--- Dataset excerpt ---
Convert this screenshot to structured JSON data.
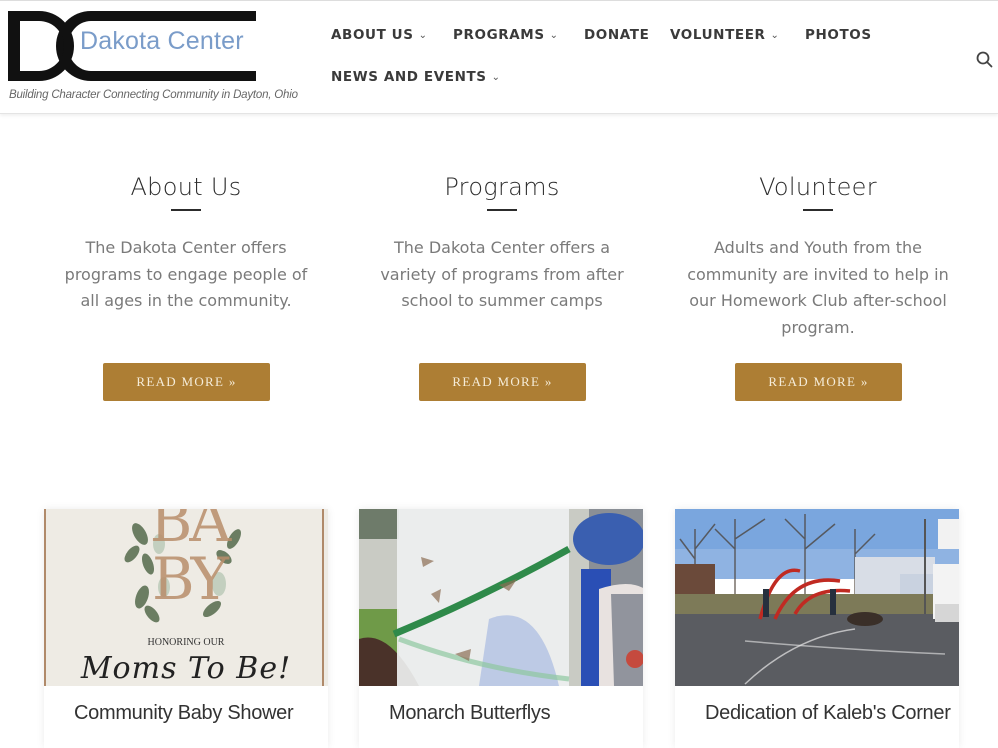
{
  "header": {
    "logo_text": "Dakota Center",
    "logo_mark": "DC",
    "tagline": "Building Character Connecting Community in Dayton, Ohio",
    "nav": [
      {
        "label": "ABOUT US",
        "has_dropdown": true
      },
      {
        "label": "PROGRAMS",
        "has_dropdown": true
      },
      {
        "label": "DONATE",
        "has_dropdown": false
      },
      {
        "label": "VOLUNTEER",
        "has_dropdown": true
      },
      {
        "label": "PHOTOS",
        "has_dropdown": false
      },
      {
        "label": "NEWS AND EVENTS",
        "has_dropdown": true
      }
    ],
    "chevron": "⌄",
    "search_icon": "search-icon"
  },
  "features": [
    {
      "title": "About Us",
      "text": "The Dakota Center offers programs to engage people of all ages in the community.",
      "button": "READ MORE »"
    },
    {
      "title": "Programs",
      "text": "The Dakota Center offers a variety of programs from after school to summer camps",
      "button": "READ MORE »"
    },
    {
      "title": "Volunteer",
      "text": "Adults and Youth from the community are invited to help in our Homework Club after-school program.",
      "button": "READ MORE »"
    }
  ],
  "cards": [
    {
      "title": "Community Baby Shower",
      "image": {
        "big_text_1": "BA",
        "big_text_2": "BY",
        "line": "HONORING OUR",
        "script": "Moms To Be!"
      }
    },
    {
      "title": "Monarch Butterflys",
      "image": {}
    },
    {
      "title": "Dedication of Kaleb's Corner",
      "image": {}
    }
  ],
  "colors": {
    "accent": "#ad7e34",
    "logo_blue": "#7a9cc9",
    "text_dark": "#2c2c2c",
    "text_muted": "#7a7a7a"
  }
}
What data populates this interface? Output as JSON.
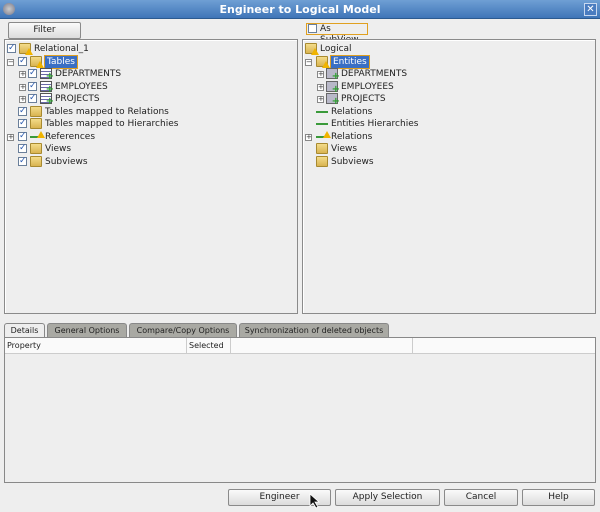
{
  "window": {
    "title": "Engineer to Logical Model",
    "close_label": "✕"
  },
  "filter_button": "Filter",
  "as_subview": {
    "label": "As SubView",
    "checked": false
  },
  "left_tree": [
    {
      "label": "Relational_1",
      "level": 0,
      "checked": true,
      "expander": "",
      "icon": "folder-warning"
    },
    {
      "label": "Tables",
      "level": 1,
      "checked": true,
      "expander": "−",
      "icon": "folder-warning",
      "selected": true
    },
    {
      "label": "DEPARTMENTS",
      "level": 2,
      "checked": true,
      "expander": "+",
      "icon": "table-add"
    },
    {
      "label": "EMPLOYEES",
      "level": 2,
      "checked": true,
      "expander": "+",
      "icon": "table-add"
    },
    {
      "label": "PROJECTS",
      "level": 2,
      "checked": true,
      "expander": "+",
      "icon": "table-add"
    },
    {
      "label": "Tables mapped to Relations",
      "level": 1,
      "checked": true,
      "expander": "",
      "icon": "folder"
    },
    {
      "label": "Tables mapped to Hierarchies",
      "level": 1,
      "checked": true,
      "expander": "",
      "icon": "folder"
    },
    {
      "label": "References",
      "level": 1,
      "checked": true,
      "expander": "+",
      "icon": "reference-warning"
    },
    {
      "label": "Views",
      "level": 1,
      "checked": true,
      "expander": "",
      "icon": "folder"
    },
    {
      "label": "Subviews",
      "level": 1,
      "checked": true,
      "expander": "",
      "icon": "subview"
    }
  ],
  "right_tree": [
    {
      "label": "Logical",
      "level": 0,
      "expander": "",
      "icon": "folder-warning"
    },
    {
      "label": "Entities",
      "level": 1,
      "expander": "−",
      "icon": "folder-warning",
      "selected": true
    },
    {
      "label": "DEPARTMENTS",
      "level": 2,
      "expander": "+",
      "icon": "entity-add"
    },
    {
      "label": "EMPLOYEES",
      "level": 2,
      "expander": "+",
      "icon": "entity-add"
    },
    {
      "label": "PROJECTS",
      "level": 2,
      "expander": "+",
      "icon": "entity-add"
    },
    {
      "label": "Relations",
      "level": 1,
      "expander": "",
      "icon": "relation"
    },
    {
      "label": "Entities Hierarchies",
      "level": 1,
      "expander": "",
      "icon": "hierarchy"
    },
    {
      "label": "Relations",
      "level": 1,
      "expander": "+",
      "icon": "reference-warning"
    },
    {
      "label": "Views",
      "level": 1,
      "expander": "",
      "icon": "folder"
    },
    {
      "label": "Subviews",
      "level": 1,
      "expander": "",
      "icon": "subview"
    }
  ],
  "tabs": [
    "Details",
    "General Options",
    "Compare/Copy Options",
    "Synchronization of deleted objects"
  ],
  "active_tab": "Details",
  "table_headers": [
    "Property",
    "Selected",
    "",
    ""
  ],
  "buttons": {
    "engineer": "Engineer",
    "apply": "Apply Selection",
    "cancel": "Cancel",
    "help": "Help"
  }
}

--- BRIEF ---
Extract each line from the listing that holds the word "Entities".

--- COMPLETE OUTPUT ---
      "label": "Entities",
      "label": "Entities Hierarchies",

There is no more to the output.